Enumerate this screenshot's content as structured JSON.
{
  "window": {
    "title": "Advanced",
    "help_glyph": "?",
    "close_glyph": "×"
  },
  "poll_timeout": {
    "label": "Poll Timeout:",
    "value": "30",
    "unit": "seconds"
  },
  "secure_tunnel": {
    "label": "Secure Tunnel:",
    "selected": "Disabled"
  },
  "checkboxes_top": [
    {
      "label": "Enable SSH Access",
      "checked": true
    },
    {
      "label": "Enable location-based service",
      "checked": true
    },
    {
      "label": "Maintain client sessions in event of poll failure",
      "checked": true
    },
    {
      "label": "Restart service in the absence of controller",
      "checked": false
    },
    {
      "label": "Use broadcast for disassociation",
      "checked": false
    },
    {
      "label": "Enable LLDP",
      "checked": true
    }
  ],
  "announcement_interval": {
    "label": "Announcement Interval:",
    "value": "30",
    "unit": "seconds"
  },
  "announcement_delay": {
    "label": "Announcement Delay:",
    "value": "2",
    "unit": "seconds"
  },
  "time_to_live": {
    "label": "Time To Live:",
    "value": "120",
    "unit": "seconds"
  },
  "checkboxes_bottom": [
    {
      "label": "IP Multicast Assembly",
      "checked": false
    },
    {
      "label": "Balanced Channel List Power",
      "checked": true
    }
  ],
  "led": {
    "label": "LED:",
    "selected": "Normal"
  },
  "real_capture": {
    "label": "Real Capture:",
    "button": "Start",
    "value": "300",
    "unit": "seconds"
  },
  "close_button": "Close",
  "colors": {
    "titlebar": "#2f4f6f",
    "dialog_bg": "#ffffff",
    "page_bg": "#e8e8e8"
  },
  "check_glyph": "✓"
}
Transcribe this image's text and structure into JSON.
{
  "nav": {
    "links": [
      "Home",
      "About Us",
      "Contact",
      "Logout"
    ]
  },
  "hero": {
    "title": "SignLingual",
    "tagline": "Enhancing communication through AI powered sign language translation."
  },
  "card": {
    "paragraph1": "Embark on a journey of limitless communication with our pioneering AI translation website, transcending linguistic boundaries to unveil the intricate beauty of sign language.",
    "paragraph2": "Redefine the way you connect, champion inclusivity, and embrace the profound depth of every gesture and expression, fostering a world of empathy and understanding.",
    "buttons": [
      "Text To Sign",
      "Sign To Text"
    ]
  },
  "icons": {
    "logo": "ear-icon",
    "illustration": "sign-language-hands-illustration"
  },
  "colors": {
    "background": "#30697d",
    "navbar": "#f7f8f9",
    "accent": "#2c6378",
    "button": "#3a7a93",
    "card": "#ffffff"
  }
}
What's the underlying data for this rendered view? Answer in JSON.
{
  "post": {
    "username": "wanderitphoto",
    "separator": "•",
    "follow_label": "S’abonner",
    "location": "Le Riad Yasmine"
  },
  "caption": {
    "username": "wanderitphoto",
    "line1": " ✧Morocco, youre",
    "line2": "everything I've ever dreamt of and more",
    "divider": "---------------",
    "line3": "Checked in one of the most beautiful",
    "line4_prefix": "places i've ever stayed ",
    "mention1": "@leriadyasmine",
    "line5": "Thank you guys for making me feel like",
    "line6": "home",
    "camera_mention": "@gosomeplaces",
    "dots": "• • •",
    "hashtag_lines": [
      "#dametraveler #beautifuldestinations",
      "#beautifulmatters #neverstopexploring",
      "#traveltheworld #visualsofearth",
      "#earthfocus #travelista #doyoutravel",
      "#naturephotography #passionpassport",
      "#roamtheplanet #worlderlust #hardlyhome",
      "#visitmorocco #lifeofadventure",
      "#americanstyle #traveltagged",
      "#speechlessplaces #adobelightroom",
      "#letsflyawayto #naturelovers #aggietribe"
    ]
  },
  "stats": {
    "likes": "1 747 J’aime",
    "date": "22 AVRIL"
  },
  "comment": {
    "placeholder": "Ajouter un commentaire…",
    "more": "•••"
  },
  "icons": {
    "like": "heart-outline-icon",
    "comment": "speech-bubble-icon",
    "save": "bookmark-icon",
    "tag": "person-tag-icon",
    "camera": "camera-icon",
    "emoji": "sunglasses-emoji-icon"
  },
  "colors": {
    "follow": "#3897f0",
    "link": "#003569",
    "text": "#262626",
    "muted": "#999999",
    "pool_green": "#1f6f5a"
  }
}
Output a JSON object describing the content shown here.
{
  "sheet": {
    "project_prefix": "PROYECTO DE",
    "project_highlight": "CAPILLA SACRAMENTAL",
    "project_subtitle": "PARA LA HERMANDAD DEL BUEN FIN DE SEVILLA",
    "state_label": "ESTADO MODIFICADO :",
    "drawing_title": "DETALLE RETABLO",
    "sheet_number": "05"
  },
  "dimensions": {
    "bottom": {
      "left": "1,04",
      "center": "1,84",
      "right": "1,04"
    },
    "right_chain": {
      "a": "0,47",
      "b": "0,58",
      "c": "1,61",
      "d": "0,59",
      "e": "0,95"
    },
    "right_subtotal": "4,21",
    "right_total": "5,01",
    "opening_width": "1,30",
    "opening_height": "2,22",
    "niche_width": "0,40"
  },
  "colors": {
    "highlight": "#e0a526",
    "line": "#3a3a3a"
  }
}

+++

## YOUR GOAL
Write out every entry above, word for word.

## OUTPUT BELOW
Enumerate this screenshot's content as structured JSON.
{
  "window": {
    "title": "Advanced",
    "help_glyph": "?",
    "close_glyph": "×"
  },
  "poll_timeout": {
    "label": "Poll Timeout:",
    "value": "30",
    "unit": "seconds"
  },
  "secure_tunnel": {
    "label": "Secure Tunnel:",
    "selected": "Disabled"
  },
  "checkboxes_top": [
    {
      "label": "Enable SSH Access",
      "checked": true
    },
    {
      "label": "Enable location-based service",
      "checked": true
    },
    {
      "label": "Maintain client sessions in event of poll failure",
      "checked": true
    },
    {
      "label": "Restart service in the absence of controller",
      "checked": false
    },
    {
      "label": "Use broadcast for disassociation",
      "checked": false
    },
    {
      "label": "Enable LLDP",
      "checked": true
    }
  ],
  "announcement_interval": {
    "label": "Announcement Interval:",
    "value": "30",
    "unit": "seconds"
  },
  "announcement_delay": {
    "label": "Announcement Delay:",
    "value": "2",
    "unit": "seconds"
  },
  "time_to_live": {
    "label": "Time To Live:",
    "value": "120",
    "unit": "seconds"
  },
  "checkboxes_bottom": [
    {
      "label": "IP Multicast Assembly",
      "checked": false
    },
    {
      "label": "Balanced Channel List Power",
      "checked": true
    }
  ],
  "led": {
    "label": "LED:",
    "selected": "Normal"
  },
  "real_capture": {
    "label": "Real Capture:",
    "button": "Start",
    "value": "300",
    "unit": "seconds"
  },
  "close_button": "Close",
  "colors": {
    "titlebar": "#2f4f6f",
    "dialog_bg": "#ffffff",
    "page_bg": "#e8e8e8"
  },
  "check_glyph": "✓"
}
Transcribe this image's text and structure into JSON.
{
  "nav": {
    "links": [
      "Home",
      "About Us",
      "Contact",
      "Logout"
    ]
  },
  "hero": {
    "title": "SignLingual",
    "tagline": "Enhancing communication through AI powered sign language translation."
  },
  "card": {
    "paragraph1": "Embark on a journey of limitless communication with our pioneering AI translation website, transcending linguistic boundaries to unveil the intricate beauty of sign language.",
    "paragraph2": "Redefine the way you connect, champion inclusivity, and embrace the profound depth of every gesture and expression, fostering a world of empathy and understanding.",
    "buttons": [
      "Text To Sign",
      "Sign To Text"
    ]
  },
  "icons": {
    "logo": "ear-icon",
    "illustration": "sign-language-hands-illustration"
  },
  "colors": {
    "background": "#30697d",
    "navbar": "#f7f8f9",
    "accent": "#2c6378",
    "button": "#3a7a93",
    "card": "#ffffff"
  }
}
What's the underlying data for this rendered view? Answer in JSON.
{
  "post": {
    "username": "wanderitphoto",
    "separator": "•",
    "follow_label": "S’abonner",
    "location": "Le Riad Yasmine"
  },
  "caption": {
    "username": "wanderitphoto",
    "line1": " ✧Morocco, youre",
    "line2": "everything I've ever dreamt of and more",
    "divider": "---------------",
    "line3": "Checked in one of the most beautiful",
    "line4_prefix": "places i've ever stayed ",
    "mention1": "@leriadyasmine",
    "line5": "Thank you guys for making me feel like",
    "line6": "home",
    "camera_mention": "@gosomeplaces",
    "dots": "• • •",
    "hashtag_lines": [
      "#dametraveler #beautifuldestinations",
      "#beautifulmatters #neverstopexploring",
      "#traveltheworld #visualsofearth",
      "#earthfocus #travelista #doyoutravel",
      "#naturephotography #passionpassport",
      "#roamtheplanet #worlderlust #hardlyhome",
      "#visitmorocco #lifeofadventure",
      "#americanstyle #traveltagged",
      "#speechlessplaces #adobelightroom",
      "#letsflyawayto #naturelovers #aggietribe"
    ]
  },
  "stats": {
    "likes": "1 747 J’aime",
    "date": "22 AVRIL"
  },
  "comment": {
    "placeholder": "Ajouter un commentaire…",
    "more": "•••"
  },
  "icons": {
    "like": "heart-outline-icon",
    "comment": "speech-bubble-icon",
    "save": "bookmark-icon",
    "tag": "person-tag-icon",
    "camera": "camera-icon",
    "emoji": "sunglasses-emoji-icon"
  },
  "colors": {
    "follow": "#3897f0",
    "link": "#003569",
    "text": "#262626",
    "muted": "#999999",
    "pool_green": "#1f6f5a"
  }
}
Output a JSON object describing the content shown here.
{
  "sheet": {
    "project_prefix": "PROYECTO DE",
    "project_highlight": "CAPILLA SACRAMENTAL",
    "project_subtitle": "PARA LA HERMANDAD DEL BUEN FIN DE SEVILLA",
    "state_label": "ESTADO MODIFICADO :",
    "drawing_title": "DETALLE RETABLO",
    "sheet_number": "05"
  },
  "dimensions": {
    "bottom": {
      "left": "1,04",
      "center": "1,84",
      "right": "1,04"
    },
    "right_chain": {
      "a": "0,47",
      "b": "0,58",
      "c": "1,61",
      "d": "0,59",
      "e": "0,95"
    },
    "right_subtotal": "4,21",
    "right_total": "5,01",
    "opening_width": "1,30",
    "opening_height": "2,22",
    "niche_width": "0,40"
  },
  "colors": {
    "highlight": "#e0a526",
    "line": "#3a3a3a"
  }
}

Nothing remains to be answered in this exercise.